Check every line of the entries that follow, and copy the ones containing "Implementation".
>> BEGIN Record excerpts
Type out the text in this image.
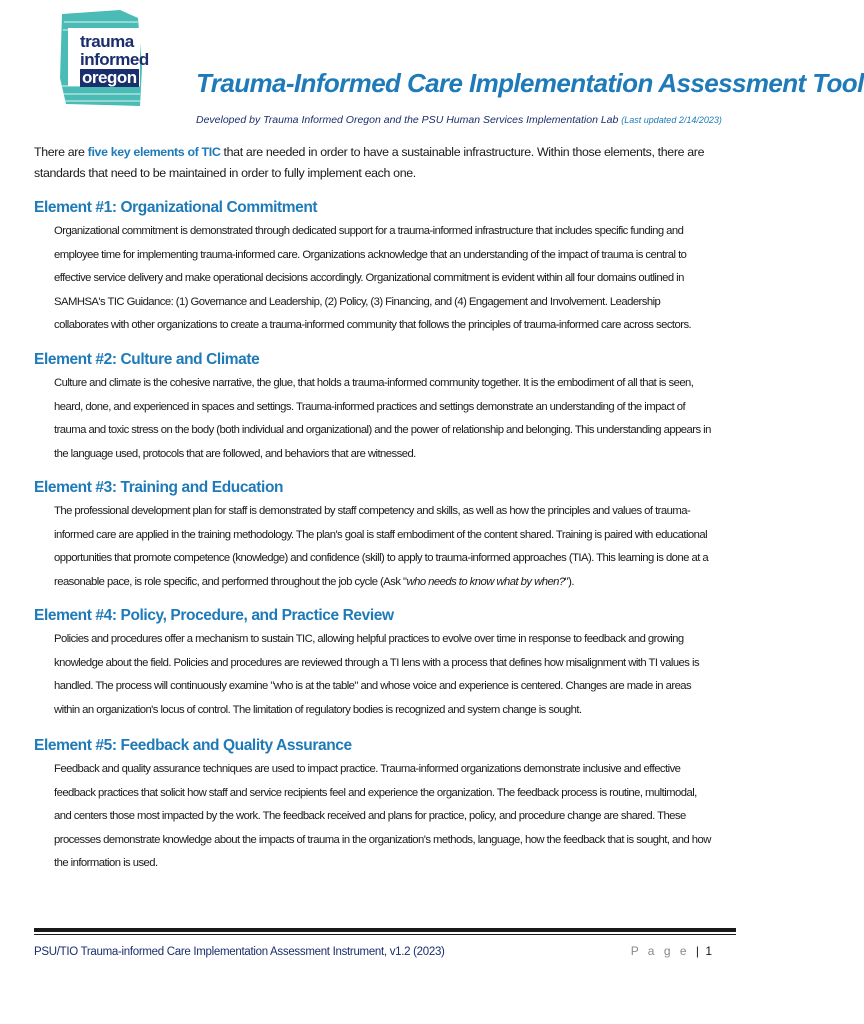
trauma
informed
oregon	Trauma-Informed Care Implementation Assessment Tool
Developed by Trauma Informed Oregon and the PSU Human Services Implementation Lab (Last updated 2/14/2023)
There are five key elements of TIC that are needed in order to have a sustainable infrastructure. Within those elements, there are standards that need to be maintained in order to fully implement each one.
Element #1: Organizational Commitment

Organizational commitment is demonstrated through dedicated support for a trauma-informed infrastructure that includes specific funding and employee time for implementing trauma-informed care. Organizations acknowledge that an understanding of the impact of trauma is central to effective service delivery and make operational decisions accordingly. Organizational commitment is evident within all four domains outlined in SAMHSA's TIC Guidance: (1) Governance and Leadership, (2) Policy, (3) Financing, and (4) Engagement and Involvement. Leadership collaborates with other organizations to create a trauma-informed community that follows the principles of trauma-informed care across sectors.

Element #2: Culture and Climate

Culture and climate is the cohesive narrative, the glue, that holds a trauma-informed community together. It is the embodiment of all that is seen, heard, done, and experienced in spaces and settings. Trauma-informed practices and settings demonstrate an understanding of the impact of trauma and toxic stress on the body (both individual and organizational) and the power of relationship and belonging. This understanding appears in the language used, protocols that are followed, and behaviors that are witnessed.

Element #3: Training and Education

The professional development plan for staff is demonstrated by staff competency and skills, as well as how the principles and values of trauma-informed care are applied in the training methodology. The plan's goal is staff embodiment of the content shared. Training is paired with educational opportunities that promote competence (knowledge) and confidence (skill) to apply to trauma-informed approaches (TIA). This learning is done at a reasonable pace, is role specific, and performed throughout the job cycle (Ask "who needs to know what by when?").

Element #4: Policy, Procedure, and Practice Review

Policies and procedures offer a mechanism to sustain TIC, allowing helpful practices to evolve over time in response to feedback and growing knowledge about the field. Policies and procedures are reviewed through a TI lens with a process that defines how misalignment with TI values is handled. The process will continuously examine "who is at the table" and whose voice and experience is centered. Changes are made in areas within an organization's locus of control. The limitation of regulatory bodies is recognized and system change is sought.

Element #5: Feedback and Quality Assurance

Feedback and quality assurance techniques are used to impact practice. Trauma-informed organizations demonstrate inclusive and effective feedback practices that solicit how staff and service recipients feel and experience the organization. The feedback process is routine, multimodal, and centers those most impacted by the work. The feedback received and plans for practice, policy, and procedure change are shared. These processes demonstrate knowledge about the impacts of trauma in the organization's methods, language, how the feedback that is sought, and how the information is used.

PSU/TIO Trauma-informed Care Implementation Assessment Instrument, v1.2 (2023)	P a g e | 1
>> END Record excerpts
>> BEGIN Record excerpts
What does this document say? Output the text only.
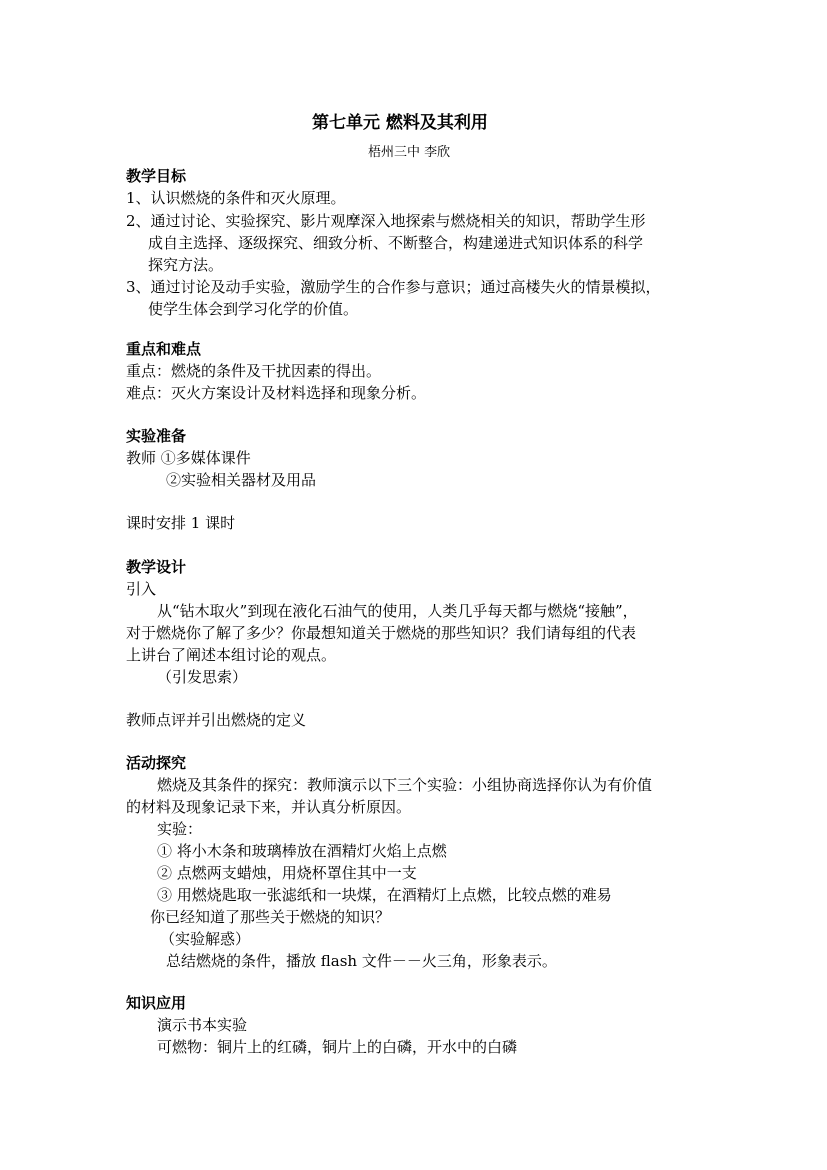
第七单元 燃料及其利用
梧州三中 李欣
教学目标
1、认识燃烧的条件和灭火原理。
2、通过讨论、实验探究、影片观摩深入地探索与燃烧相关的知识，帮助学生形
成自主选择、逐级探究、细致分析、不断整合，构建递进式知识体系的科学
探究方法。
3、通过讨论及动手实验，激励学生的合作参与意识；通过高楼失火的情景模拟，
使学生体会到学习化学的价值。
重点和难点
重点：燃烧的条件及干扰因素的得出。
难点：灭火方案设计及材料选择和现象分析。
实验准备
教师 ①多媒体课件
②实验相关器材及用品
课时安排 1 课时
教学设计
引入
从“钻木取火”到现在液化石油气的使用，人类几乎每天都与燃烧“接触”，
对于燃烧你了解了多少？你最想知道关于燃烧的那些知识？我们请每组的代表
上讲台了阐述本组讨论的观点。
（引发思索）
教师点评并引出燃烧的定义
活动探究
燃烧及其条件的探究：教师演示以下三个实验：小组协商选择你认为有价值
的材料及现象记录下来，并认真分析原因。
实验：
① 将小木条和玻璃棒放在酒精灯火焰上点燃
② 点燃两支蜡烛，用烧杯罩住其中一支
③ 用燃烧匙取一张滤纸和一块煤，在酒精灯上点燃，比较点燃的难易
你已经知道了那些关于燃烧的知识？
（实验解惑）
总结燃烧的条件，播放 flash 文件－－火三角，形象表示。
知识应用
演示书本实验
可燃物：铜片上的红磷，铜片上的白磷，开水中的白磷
>> END Record excerpts
■ **Final answer**
oregon	Trauma-Informed Care Implementation Assessment Tool
Developed by Trauma Informed Oregon and the PSU Human Services Implementation Lab (Last updated 2/14/2023)
PSU/TIO Trauma-informed Care Implementation Assessment Instrument, v1.2 (2023)	P a g e | 1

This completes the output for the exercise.